• The exercise: Rewrite the lines starting at the line containing "Patent image size: (1304, 491)." and ending at the line containing "The second surface 40 is at (498, 313).", substituting "exploded view" for "exploded elevation" and keeping everything else the same.

• Supplied material:
++++
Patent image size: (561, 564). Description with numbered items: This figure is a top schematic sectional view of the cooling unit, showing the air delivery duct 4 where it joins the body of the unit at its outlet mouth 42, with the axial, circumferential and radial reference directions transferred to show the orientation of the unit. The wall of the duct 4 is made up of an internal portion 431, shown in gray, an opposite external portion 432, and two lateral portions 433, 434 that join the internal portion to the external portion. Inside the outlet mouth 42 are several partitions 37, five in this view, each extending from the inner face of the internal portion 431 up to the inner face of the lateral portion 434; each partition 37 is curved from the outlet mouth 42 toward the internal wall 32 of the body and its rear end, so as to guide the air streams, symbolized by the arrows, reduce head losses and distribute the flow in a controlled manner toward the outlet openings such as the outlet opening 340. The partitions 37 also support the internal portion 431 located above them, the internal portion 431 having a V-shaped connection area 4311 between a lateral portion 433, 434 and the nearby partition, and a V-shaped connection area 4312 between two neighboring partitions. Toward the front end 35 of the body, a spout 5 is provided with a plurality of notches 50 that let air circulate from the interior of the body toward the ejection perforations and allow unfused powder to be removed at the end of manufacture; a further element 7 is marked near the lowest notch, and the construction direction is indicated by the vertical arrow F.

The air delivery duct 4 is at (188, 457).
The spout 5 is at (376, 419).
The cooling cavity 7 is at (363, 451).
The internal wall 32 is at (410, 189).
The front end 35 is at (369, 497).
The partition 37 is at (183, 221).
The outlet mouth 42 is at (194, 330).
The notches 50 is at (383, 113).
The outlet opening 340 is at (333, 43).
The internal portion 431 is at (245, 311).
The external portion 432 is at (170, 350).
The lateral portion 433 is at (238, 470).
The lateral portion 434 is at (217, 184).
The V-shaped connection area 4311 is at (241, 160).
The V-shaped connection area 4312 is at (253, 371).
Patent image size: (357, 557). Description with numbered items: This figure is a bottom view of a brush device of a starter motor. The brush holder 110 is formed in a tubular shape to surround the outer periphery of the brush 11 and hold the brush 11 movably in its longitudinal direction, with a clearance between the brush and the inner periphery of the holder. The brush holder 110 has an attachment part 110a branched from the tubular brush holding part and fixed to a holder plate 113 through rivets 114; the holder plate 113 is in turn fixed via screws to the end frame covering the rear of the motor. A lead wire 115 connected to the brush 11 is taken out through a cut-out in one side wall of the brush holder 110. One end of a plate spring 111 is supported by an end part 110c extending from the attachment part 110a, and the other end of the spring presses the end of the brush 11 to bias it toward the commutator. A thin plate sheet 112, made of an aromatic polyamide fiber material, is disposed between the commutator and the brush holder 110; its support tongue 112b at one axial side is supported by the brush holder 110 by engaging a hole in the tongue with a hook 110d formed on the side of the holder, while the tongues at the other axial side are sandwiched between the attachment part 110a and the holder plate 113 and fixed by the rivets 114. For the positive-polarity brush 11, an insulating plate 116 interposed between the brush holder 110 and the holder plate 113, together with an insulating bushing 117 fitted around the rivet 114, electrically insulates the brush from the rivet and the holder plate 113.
++++
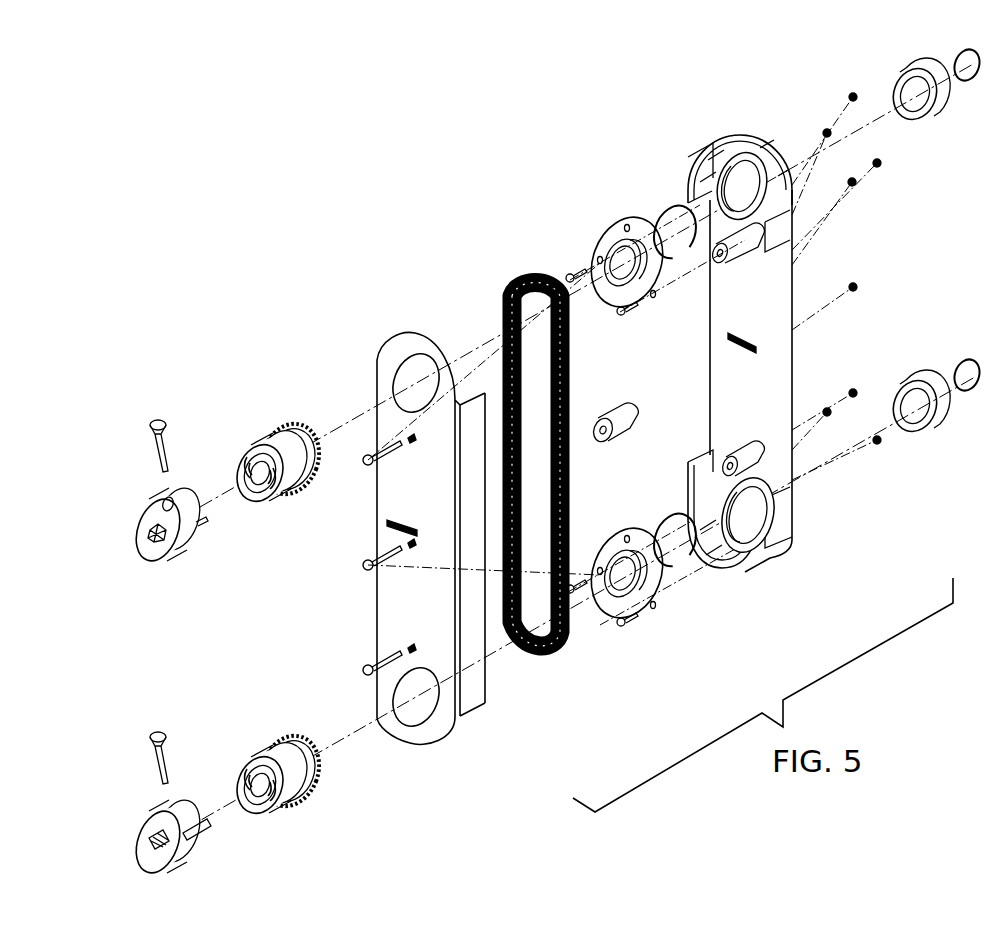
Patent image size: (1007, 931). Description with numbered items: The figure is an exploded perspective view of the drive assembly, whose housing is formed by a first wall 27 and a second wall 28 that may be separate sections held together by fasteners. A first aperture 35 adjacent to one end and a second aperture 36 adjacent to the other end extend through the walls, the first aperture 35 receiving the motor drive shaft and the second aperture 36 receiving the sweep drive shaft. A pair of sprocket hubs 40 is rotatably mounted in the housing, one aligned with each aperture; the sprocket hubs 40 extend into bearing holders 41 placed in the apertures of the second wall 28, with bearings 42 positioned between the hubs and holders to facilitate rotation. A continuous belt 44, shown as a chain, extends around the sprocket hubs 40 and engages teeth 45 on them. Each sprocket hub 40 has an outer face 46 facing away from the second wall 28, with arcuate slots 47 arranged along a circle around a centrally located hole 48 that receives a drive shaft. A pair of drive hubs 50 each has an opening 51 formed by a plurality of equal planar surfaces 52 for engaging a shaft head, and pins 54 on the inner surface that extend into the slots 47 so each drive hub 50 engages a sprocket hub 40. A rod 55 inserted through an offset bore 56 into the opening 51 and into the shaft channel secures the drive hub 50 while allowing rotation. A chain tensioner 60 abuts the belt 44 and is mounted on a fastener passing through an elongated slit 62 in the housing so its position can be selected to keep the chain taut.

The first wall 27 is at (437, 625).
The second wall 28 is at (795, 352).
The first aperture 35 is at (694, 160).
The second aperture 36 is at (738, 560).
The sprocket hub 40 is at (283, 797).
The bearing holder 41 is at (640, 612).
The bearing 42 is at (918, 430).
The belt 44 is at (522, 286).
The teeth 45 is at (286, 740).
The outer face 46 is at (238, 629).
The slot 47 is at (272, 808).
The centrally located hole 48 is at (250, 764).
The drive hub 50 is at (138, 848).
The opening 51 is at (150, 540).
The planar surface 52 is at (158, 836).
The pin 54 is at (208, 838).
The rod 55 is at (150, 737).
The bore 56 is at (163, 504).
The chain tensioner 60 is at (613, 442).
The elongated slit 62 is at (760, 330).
++++
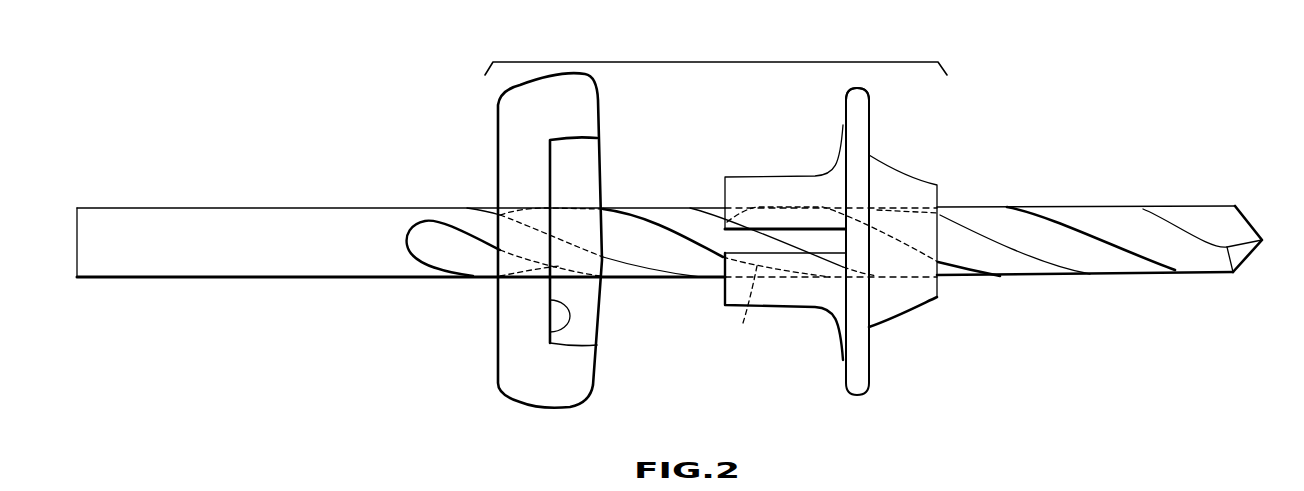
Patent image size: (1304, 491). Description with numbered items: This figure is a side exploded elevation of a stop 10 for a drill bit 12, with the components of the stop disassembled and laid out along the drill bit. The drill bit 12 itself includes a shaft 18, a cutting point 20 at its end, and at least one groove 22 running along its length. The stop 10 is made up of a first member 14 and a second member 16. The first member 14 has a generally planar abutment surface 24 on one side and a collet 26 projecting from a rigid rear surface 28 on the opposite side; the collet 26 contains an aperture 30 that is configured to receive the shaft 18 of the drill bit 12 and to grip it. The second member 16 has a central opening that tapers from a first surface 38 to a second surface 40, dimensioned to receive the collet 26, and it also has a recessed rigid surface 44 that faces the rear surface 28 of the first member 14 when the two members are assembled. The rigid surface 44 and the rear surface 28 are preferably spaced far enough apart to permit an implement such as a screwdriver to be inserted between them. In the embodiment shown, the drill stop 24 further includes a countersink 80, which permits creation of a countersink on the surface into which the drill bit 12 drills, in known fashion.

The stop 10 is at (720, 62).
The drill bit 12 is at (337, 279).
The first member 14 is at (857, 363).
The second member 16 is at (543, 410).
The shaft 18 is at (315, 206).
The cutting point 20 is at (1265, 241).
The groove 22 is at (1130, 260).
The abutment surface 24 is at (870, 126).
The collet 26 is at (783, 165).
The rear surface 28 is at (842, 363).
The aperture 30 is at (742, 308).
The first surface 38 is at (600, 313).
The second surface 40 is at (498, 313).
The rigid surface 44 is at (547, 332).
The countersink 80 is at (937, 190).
++++
• Answer to this task:
Patent image size: (1304, 491). Description with numbered items: This figure is a side exploded view of a stop 10 for a drill bit 12, with the components of the stop disassembled and laid out along the drill bit. The drill bit 12 itself includes a shaft 18, a cutting point 20 at its end, and at least one groove 22 running along its length. The stop 10 is made up of a first member 14 and a second member 16. The first member 14 has a generally planar abutment surface 24 on one side and a collet 26 projecting from a rigid rear surface 28 on the opposite side; the collet 26 contains an aperture 30 that is configured to receive the shaft 18 of the drill bit 12 and to grip it. The second member 16 has a central opening that tapers from a first surface 38 to a second surface 40, dimensioned to receive the collet 26, and it also has a recessed rigid surface 44 that faces the rear surface 28 of the first member 14 when the two members are assembled. The rigid surface 44 and the rear surface 28 are preferably spaced far enough apart to permit an implement such as a screwdriver to be inserted between them. In the embodiment shown, the drill stop 24 further includes a countersink 80, which permits creation of a countersink on the surface into which the drill bit 12 drills, in known fashion.

The stop 10 is at (720, 62).
The drill bit 12 is at (337, 279).
The first member 14 is at (857, 363).
The second member 16 is at (543, 410).
The shaft 18 is at (315, 206).
The cutting point 20 is at (1265, 241).
The groove 22 is at (1130, 260).
The abutment surface 24 is at (870, 126).
The collet 26 is at (783, 165).
The rear surface 28 is at (842, 363).
The aperture 30 is at (742, 308).
The first surface 38 is at (600, 313).
The second surface 40 is at (498, 313).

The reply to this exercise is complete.